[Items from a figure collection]
⁂
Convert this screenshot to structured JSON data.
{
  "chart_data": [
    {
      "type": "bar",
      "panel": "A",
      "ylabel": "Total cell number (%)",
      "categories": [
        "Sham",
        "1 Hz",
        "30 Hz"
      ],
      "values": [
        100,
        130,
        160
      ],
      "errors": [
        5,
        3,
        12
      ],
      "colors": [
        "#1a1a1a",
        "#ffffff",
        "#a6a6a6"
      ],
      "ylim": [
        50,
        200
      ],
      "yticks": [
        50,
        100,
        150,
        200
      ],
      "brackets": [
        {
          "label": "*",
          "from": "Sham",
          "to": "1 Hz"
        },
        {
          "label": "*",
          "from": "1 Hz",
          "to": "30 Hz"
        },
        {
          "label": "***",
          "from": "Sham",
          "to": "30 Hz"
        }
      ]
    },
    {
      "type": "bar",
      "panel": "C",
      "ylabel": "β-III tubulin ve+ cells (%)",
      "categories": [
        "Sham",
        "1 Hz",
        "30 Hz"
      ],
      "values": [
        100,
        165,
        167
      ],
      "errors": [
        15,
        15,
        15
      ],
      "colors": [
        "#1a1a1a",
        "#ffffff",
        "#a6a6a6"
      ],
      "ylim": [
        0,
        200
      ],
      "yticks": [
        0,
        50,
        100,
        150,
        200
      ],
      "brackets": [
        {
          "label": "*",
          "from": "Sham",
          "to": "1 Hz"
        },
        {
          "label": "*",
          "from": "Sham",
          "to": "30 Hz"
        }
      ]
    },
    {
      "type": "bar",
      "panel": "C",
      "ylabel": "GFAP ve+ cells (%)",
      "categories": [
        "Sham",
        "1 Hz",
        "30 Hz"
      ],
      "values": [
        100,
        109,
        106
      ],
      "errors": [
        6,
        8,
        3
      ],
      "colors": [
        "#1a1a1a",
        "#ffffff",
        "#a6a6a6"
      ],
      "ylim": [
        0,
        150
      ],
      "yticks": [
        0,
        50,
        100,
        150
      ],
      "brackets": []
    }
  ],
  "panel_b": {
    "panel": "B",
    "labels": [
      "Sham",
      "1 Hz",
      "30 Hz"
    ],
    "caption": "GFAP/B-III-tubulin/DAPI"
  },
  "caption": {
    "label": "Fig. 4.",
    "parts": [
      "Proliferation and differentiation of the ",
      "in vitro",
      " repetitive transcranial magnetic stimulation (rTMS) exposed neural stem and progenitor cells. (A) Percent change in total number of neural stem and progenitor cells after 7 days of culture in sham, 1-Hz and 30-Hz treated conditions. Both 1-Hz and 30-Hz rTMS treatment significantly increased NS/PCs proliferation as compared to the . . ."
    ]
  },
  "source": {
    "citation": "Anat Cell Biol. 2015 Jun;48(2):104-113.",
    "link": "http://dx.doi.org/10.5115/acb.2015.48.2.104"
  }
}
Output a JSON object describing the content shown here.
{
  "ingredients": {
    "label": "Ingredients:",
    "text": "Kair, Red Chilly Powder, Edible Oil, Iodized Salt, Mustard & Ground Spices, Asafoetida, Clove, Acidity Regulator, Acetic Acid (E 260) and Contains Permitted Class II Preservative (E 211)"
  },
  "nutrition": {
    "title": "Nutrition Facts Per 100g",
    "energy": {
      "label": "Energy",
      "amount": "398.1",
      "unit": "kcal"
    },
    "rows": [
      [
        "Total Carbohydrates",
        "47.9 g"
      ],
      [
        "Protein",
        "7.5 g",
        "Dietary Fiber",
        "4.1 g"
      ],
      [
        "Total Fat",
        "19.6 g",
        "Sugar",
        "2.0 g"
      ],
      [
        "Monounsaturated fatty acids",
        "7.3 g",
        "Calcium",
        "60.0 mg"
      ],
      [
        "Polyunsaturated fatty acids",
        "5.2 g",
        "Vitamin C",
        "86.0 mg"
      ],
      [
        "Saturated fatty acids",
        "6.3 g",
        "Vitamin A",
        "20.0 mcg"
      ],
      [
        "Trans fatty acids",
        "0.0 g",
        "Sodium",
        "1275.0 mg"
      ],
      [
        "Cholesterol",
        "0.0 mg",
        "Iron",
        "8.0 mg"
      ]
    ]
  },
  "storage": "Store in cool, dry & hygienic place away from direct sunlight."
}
⁂
▶ **Assignment**
Could you retype every record above exactly as it appears?

▶ **Answer to the exercise**
Convert this screenshot to structured JSON data.
{
  "chart_data": [
    {
      "type": "bar",
      "panel": "A",
      "ylabel": "Total cell number (%)",
      "categories": [
        "Sham",
        "1 Hz",
        "30 Hz"
      ],
      "values": [
        100,
        130,
        160
      ],
      "errors": [
        5,
        3,
        12
      ],
      "colors": [
        "#1a1a1a",
        "#ffffff",
        "#a6a6a6"
      ],
      "ylim": [
        50,
        200
      ],
      "yticks": [
        50,
        100,
        150,
        200
      ],
      "brackets": [
        {
          "label": "*",
          "from": "Sham",
          "to": "1 Hz"
        },
        {
          "label": "*",
          "from": "1 Hz",
          "to": "30 Hz"
        },
        {
          "label": "***",
          "from": "Sham",
          "to": "30 Hz"
        }
      ]
    },
    {
      "type": "bar",
      "panel": "C",
      "ylabel": "β-III tubulin ve+ cells (%)",
      "categories": [
        "Sham",
        "1 Hz",
        "30 Hz"
      ],
      "values": [
        100,
        165,
        167
      ],
      "errors": [
        15,
        15,
        15
      ],
      "colors": [
        "#1a1a1a",
        "#ffffff",
        "#a6a6a6"
      ],
      "ylim": [
        0,
        200
      ],
      "yticks": [
        0,
        50,
        100,
        150,
        200
      ],
      "brackets": [
        {
          "label": "*",
          "from": "Sham",
          "to": "1 Hz"
        },
        {
          "label": "*",
          "from": "Sham",
          "to": "30 Hz"
        }
      ]
    },
    {
      "type": "bar",
      "panel": "C",
      "ylabel": "GFAP ve+ cells (%)",
      "categories": [
        "Sham",
        "1 Hz",
        "30 Hz"
      ],
      "values": [
        100,
        109,
        106
      ],
      "errors": [
        6,
        8,
        3
      ],
      "colors": [
        "#1a1a1a",
        "#ffffff",
        "#a6a6a6"
      ],
      "ylim": [
        0,
        150
      ],
      "yticks": [
        0,
        50,
        100,
        150
      ],
      "brackets": []
    }
  ],
  "panel_b": {
    "panel": "B",
    "labels": [
      "Sham",
      "1 Hz",
      "30 Hz"
    ],
    "caption": "GFAP/B-III-tubulin/DAPI"
  },
  "caption": {
    "label": "Fig. 4.",
    "parts": [
      "Proliferation and differentiation of the ",
      "in vitro",
      " repetitive transcranial magnetic stimulation (rTMS) exposed neural stem and progenitor cells. (A) Percent change in total number of neural stem and progenitor cells after 7 days of culture in sham, 1-Hz and 30-Hz treated conditions. Both 1-Hz and 30-Hz rTMS treatment significantly increased NS/PCs proliferation as compared to the . . ."
    ]
  },
  "source": {
    "citation": "Anat Cell Biol. 2015 Jun;48(2):104-113.",
    "link": "http://dx.doi.org/10.5115/acb.2015.48.2.104"
  }
}
Output a JSON object describing the content shown here.
{
  "ingredients": {
    "label": "Ingredients:",
    "text": "Kair, Red Chilly Powder, Edible Oil, Iodized Salt, Mustard & Ground Spices, Asafoetida, Clove, Acidity Regulator, Acetic Acid (E 260) and Contains Permitted Class II Preservative (E 211)"
  },
  "nutrition": {
    "title": "Nutrition Facts Per 100g",
    "energy": {
      "label": "Energy",
      "amount": "398.1",
      "unit": "kcal"
    },
    "rows": [
      [
        "Total Carbohydrates",
        "47.9 g"
      ],
      [
        "Protein",
        "7.5 g",
        "Dietary Fiber",
        "4.1 g"
      ],
      [
        "Total Fat",
        "19.6 g",
        "Sugar",
        "2.0 g"
      ],
      [
        "Monounsaturated fatty acids",
        "7.3 g",
        "Calcium",
        "60.0 mg"
      ],
      [
        "Polyunsaturated fatty acids",
        "5.2 g",
        "Vitamin C",
        "86.0 mg"
      ],
      [
        "Saturated fatty acids",
        "6.3 g",
        "Vitamin A",
        "20.0 mcg"
      ],
      [
        "Trans fatty acids",
        "0.0 g",
        "Sodium",
        "1275.0 mg"
      ],
      [
        "Cholesterol",
        "0.0 mg",
        "Iron",
        "8.0 mg"
      ]
    ]
  },
  "storage": "Store in cool, dry & hygienic place away from direct sunlight."
}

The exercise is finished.